Collected data entries:
++++
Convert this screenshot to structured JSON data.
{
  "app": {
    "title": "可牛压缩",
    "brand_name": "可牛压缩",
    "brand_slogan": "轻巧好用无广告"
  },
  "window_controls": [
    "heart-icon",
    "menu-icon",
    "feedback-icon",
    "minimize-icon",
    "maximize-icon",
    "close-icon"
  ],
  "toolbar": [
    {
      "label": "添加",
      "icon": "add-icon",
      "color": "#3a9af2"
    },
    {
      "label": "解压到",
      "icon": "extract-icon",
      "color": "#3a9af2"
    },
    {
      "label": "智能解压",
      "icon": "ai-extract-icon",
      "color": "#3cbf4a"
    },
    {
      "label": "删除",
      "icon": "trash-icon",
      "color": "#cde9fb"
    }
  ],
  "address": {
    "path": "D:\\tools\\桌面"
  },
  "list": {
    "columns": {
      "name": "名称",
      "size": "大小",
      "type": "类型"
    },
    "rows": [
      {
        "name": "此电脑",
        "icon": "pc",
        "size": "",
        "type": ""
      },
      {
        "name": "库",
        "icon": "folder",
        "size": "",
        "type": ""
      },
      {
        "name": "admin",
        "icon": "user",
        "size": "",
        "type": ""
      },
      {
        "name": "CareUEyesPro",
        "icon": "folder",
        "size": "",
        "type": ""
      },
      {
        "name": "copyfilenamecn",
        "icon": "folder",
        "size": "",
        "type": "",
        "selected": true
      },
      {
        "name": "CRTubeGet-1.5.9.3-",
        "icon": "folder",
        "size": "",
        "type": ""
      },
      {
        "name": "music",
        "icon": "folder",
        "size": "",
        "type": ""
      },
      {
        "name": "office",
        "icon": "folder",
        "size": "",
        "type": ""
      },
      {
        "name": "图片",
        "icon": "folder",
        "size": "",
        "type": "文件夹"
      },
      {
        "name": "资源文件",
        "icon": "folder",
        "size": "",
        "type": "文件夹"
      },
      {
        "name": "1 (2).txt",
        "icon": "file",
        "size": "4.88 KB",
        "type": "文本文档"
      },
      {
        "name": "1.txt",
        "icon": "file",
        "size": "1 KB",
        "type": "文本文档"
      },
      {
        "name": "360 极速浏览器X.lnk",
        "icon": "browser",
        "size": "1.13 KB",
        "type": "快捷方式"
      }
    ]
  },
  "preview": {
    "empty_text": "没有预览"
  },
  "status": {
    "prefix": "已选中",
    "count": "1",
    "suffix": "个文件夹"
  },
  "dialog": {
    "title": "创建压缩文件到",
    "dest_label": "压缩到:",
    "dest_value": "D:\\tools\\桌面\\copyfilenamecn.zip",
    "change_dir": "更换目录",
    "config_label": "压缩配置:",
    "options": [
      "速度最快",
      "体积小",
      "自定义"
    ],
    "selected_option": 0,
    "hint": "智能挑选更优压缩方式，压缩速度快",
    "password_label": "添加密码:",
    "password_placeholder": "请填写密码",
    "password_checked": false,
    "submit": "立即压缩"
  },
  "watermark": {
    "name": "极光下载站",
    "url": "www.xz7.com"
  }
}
++++
TASK TO COMPLETE →
Using the listing above, pick out each line that contains the word "extract", then copy it.

PROBLEM SOLUTION →
      "icon": "extract-icon",
      "icon": "ai-extract-icon",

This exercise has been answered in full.